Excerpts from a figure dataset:
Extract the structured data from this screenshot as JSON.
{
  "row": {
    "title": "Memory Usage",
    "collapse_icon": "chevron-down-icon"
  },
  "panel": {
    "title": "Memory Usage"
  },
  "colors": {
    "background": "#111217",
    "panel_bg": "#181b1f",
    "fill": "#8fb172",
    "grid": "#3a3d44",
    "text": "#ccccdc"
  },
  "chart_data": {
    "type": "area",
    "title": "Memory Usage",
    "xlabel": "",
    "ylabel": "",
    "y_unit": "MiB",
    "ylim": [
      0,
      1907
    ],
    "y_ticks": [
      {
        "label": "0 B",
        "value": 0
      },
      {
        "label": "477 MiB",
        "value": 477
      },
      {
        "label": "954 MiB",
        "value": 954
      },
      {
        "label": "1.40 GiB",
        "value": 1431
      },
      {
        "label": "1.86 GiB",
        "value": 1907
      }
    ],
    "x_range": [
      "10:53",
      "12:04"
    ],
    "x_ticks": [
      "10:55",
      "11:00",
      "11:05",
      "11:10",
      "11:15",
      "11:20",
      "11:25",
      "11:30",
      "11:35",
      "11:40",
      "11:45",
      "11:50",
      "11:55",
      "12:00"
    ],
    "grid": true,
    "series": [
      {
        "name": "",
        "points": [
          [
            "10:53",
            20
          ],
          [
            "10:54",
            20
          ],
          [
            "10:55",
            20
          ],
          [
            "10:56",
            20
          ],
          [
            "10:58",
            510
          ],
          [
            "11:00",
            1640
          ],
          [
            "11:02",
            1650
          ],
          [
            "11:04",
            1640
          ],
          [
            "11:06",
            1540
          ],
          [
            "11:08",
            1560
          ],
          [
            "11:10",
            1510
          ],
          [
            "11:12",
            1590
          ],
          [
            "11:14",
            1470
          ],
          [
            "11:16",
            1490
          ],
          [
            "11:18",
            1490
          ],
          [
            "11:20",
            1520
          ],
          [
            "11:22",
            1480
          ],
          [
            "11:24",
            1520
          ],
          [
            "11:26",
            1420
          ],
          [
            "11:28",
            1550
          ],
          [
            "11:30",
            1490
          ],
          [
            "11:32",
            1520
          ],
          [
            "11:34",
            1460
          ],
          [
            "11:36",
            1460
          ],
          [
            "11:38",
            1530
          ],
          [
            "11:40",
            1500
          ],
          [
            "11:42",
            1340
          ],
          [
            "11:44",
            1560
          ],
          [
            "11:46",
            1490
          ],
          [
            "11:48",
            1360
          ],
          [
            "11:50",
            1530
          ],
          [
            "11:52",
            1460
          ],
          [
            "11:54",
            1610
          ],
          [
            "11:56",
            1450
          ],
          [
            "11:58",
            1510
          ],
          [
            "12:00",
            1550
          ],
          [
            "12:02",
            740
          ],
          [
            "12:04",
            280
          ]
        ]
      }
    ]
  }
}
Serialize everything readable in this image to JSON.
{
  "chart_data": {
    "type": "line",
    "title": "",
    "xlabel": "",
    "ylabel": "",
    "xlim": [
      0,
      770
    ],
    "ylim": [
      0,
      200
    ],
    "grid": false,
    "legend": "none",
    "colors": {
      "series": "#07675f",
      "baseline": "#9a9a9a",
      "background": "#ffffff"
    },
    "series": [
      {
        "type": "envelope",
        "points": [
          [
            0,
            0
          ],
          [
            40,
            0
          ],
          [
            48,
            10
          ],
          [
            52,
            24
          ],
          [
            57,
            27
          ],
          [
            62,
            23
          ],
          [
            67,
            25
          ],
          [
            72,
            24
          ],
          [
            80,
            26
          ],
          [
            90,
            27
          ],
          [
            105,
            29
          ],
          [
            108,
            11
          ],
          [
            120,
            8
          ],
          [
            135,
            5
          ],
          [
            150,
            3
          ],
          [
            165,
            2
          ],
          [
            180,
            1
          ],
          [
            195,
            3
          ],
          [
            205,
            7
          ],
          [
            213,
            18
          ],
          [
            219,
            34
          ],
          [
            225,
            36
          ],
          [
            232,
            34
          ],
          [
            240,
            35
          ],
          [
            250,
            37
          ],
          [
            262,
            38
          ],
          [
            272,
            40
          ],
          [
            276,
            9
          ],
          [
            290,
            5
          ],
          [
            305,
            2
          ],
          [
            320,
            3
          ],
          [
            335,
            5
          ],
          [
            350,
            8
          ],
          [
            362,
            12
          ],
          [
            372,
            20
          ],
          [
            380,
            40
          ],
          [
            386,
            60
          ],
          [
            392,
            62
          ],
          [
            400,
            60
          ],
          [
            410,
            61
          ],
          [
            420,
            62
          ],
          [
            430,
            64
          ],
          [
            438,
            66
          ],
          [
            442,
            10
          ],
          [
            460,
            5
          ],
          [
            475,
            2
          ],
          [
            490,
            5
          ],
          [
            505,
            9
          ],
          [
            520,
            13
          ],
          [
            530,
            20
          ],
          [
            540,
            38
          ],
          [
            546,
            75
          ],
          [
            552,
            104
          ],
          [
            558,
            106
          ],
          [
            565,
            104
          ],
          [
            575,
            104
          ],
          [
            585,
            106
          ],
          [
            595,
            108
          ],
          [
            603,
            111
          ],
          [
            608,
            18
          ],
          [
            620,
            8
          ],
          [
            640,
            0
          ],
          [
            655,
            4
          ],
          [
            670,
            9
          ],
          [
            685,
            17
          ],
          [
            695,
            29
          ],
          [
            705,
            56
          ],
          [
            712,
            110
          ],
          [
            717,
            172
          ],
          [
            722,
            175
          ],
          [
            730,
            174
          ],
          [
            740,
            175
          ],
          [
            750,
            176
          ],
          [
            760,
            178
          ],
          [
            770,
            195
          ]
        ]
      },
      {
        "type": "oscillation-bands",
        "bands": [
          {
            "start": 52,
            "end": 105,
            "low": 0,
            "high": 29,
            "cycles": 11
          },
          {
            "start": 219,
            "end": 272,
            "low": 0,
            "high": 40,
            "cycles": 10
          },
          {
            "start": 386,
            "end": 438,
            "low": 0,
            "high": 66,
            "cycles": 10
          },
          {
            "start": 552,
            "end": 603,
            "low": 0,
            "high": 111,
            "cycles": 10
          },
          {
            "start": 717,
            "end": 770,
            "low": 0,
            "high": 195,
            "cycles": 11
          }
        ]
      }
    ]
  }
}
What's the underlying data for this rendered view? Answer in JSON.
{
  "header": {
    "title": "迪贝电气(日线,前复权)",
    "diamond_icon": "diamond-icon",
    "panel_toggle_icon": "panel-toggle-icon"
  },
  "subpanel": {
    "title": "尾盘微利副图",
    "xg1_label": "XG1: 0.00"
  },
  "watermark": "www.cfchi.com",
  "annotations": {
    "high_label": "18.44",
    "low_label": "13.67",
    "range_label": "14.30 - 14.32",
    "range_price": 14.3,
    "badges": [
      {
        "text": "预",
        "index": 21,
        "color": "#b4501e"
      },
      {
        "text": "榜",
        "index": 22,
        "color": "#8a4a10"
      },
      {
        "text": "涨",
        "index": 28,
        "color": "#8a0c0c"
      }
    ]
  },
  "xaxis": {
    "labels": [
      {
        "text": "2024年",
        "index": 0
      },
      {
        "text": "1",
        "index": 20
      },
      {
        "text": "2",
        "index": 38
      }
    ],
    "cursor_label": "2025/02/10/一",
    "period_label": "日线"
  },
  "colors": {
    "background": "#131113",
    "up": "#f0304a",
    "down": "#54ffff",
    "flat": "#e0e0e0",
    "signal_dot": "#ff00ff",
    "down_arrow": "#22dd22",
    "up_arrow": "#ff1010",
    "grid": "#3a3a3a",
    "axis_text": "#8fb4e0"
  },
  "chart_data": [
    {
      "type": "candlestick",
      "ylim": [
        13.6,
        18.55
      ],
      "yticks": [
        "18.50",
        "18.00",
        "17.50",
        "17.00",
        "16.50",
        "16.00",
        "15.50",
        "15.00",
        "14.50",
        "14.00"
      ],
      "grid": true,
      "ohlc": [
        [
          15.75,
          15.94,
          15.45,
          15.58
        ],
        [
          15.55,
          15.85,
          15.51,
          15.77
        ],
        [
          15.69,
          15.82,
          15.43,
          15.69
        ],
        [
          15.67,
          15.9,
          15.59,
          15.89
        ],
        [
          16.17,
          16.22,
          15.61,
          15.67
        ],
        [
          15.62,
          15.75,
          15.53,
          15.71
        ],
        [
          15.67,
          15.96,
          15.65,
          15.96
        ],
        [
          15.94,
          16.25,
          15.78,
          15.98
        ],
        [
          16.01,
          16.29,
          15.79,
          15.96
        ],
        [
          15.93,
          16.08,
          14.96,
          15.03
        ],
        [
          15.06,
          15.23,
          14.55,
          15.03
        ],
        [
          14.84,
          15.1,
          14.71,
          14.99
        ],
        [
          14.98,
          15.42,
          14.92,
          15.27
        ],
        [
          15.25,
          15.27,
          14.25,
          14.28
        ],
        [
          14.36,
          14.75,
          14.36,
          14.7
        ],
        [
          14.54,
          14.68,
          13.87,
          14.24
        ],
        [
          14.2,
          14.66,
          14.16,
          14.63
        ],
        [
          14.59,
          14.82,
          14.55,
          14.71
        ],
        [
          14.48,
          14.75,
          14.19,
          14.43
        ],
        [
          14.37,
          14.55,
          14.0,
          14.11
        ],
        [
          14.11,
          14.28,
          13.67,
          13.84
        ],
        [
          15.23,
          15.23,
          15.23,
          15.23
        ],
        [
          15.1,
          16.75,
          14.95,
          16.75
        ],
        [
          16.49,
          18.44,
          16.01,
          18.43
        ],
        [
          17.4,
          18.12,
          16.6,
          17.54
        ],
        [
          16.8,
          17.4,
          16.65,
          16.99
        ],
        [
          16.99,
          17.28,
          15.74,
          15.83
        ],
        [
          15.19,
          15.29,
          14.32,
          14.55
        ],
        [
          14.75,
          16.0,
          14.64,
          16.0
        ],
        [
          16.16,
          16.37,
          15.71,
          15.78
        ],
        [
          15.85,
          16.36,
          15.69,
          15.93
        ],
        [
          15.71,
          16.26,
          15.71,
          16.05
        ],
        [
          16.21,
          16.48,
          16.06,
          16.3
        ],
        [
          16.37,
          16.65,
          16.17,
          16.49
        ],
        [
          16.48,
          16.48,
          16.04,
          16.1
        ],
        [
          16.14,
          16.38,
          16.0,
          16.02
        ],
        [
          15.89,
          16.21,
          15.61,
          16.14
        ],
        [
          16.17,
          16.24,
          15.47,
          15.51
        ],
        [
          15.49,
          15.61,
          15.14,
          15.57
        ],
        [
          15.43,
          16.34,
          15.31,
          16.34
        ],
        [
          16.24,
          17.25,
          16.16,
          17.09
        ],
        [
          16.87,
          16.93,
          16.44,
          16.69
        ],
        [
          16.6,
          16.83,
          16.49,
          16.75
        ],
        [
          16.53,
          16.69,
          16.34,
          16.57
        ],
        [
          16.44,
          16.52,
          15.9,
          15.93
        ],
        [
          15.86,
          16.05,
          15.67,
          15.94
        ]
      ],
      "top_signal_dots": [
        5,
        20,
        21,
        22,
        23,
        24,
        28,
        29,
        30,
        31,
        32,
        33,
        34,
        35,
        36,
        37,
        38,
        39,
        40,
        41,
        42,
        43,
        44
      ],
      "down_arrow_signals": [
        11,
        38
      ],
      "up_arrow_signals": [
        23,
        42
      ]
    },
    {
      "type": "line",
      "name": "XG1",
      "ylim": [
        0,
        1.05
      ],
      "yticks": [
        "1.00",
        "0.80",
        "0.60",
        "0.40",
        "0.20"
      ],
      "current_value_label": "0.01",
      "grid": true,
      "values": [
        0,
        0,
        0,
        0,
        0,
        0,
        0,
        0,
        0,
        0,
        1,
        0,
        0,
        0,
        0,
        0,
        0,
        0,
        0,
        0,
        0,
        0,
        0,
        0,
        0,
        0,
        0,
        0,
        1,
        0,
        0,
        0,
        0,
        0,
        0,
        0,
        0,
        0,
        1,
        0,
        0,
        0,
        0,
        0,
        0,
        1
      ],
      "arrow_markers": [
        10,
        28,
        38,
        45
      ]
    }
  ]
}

- _Task prompt_:
Check all the records above and select each line where the string "start" is found.

- _Answer to the problem_:
            "start": 52,
            "start": 219,
            "start": 386,
            "start": 552,
            "start": 717,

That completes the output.